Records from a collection
::::::::

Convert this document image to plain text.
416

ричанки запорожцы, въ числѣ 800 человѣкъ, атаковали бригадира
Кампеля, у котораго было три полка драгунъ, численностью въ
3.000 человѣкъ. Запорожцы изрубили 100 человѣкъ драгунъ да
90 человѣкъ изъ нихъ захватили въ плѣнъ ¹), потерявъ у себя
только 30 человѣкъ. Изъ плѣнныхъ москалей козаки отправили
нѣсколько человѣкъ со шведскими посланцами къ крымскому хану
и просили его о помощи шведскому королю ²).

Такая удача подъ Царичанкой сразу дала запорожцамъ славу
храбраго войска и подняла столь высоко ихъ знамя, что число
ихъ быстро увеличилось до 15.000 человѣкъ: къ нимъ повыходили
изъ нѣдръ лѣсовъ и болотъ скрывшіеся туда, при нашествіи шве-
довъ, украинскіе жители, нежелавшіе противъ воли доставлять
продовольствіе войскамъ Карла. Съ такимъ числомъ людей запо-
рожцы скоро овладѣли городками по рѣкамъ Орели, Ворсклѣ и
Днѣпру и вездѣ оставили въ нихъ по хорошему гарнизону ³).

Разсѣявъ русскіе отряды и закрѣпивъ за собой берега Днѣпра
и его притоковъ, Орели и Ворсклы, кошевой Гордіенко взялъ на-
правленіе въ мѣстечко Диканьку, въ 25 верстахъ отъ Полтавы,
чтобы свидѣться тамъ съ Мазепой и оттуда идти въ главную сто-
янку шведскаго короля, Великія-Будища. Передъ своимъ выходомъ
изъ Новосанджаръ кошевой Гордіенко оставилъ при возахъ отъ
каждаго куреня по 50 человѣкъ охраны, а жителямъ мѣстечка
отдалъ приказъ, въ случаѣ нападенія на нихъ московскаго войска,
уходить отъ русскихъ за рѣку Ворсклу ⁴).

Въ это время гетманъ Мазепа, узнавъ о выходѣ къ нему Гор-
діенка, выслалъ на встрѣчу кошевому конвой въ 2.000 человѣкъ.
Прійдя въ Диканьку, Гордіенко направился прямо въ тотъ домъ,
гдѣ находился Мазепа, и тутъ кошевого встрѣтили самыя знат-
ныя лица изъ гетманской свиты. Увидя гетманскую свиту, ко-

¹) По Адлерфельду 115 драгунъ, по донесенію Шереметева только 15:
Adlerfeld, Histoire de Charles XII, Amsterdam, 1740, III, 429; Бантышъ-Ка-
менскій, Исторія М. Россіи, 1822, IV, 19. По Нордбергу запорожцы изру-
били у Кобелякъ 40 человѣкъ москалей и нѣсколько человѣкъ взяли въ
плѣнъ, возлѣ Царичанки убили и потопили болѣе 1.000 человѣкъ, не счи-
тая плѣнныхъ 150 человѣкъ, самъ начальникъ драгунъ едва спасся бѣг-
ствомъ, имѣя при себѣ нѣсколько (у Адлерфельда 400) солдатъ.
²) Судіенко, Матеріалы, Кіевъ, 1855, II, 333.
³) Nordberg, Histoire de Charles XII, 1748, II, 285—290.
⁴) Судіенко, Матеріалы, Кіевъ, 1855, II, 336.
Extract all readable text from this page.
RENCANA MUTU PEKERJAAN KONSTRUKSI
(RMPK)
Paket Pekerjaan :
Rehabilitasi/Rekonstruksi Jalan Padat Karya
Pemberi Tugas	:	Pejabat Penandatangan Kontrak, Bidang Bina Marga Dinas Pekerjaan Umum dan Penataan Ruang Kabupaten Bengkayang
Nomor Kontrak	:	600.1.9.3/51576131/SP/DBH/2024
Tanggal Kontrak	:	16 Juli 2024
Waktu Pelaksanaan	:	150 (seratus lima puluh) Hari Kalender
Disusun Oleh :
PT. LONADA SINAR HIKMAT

::::::::

**Requirement:** Return all lines with the word "Диканьку" in them.

**Solution:**
правленіе въ мѣстечко Диканьку, въ 25 верстахъ отъ Полтавы,
Прійдя въ Диканьку, Гордіенко направился прямо въ тотъ домъ,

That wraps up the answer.